#### [Problem description]
According to the article about the Automattic server break-in, what kind of attack targeted the company in March?

Servers belonging to Automattic, which makes the popular WordPress blogging software, say that their servers were hacked and that the company’s source code is believed to have been “exposed and copied,” according to a company blog post Wednesday.
The post, by Matt Mullenweg, Automattic’s co-founder, said that the company had a “low-level (root) break-in to several of our servers.” Whi While the company doesn’t know the exact target of the hackers, “potentially anything on those servers could have been revealed.”
Mullenweg said the company was operating under the assumption that its source code was copied and, while much of it is open source, the copied data did contain “bits of our and our partners’ code” that are sensitive.
Automattic has taken “comprehensive steps to prevent an incident like this from occurring again,” but Mullenweg declined to speculate on whether the hundreds of thousands of blog operators that use WordPress need to be concerned about security vulnerabilities. He encouraged blog owners to make sure they are using strong passwords to secure their WordPress installations, and to refrain from reusing passwords – generic “good housekeeping” advice that wasn’t specific to the breach.
This isn’t the first time Automattic has found itself in the crosshairs. In March, the company was the target of a large denial of service attack. WordPress installations hosted on infrastructure managed by Network Solutions were also the target of attacks in April, 2010 that redirected thousands of WordPress blogs to malware-laden drive by download Web sites.

[Items from a data source]
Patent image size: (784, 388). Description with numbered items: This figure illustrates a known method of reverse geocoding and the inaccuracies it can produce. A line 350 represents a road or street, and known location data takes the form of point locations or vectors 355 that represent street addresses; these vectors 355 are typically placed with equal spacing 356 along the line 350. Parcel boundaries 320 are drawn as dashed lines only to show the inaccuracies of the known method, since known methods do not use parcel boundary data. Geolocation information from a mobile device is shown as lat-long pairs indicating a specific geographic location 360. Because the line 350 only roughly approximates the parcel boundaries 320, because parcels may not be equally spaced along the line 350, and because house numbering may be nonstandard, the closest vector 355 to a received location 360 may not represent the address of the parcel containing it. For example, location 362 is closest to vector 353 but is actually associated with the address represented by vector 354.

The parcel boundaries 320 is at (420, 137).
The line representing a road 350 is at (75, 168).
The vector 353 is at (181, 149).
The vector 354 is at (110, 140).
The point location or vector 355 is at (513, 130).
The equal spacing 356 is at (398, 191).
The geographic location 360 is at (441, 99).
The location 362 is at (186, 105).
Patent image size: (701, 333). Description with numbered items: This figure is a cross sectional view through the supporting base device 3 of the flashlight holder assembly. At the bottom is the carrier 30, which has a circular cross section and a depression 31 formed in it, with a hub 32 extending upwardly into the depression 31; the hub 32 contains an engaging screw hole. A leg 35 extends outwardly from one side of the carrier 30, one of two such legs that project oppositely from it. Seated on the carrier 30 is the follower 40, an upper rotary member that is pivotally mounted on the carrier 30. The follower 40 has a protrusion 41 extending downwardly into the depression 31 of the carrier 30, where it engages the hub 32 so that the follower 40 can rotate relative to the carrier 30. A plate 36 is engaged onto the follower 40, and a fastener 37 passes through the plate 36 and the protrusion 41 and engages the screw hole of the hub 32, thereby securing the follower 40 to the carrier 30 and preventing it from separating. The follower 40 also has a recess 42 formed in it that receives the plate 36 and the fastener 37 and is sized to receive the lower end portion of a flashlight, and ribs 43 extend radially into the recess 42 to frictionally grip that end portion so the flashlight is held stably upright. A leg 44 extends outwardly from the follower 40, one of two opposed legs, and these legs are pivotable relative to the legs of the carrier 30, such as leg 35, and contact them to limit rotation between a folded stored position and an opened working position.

#### [Answer box]
A large denial of service attack.